STORED DATA:
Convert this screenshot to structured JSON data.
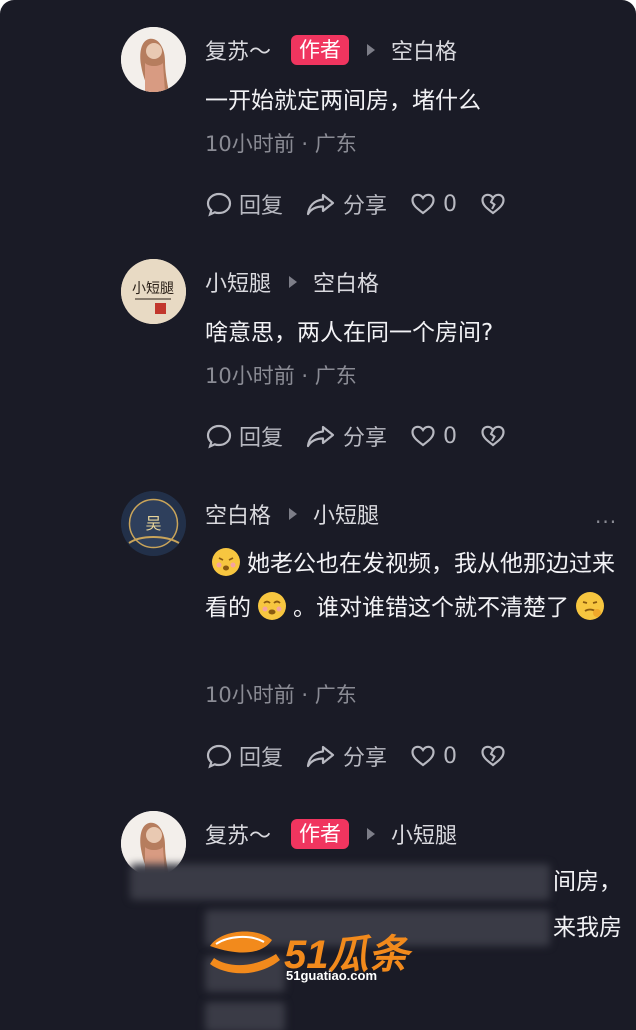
{
  "comments": [
    {
      "name": "复苏～",
      "badge": "作者",
      "reply_to": "空白格",
      "text": "一开始就定两间房，堵什么",
      "meta": "10小时前 · 广东",
      "reply_label": "回复",
      "share_label": "分享",
      "likes": "0"
    },
    {
      "name": "小短腿",
      "reply_to": "空白格",
      "text": "啥意思，两人在同一个房间?",
      "meta": "10小时前 · 广东",
      "reply_label": "回复",
      "share_label": "分享",
      "likes": "0"
    },
    {
      "name": "空白格",
      "reply_to": "小短腿",
      "more": "···",
      "text_parts": [
        "她老公也在发视频，我从他那边过来看的",
        "。谁对谁错这个就不清楚了"
      ],
      "meta": "10小时前 · 广东",
      "reply_label": "回复",
      "share_label": "分享",
      "likes": "0"
    },
    {
      "name": "复苏～",
      "badge": "作者",
      "reply_to": "小短腿",
      "visible_fragments": [
        "间房，",
        "来我房"
      ]
    }
  ],
  "watermark": {
    "text": "51瓜条",
    "url": "51guatiao.com"
  },
  "colors": {
    "background": "#1a1b26",
    "author_badge": "#f0355f",
    "watermark": "#f28a1c"
  },
  "icons": [
    "comment-icon",
    "share-icon",
    "heart-icon",
    "broken-heart-icon",
    "more-icon"
  ]
}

SHORT PROBLEM: Pictures are excluded; copy every other part of the records exactly.

REPLY:
Convert this screenshot to structured JSON data.
{
  "comments": [
    {
      "name": "复苏～",
      "badge": "作者",
      "reply_to": "空白格",
      "text": "一开始就定两间房，堵什么",
      "meta": "10小时前 · 广东",
      "reply_label": "回复",
      "share_label": "分享",
      "likes": "0"
    },
    {
      "name": "小短腿",
      "reply_to": "空白格",
      "text": "啥意思，两人在同一个房间?",
      "meta": "10小时前 · 广东",
      "reply_label": "回复",
      "share_label": "分享",
      "likes": "0"
    },
    {
      "name": "空白格",
      "reply_to": "小短腿",
      "more": "···",
      "text_parts": [
        "她老公也在发视频，我从他那边过来看的",
        "。谁对谁错这个就不清楚了"
      ],
      "meta": "10小时前 · 广东",
      "reply_label": "回复",
      "share_label": "分享",
      "likes": "0"
    },
    {
      "name": "复苏～",
      "badge": "作者",
      "reply_to": "小短腿",
      "visible_fragments": [
        "间房，",
        "来我房"
      ]
    }
  ],
  "watermark": {
    "text": "51瓜条",
    "url": "51guatiao.com"
  },
  "colors": {
    "background": "#1a1b26",
    "author_badge": "#f0355f",
    "watermark": "#f28a1c"
  },
  "icons": [
    "comment-icon",
    "share-icon",
    "heart-icon",
    "broken-heart-icon",
    "more-icon"
  ]
}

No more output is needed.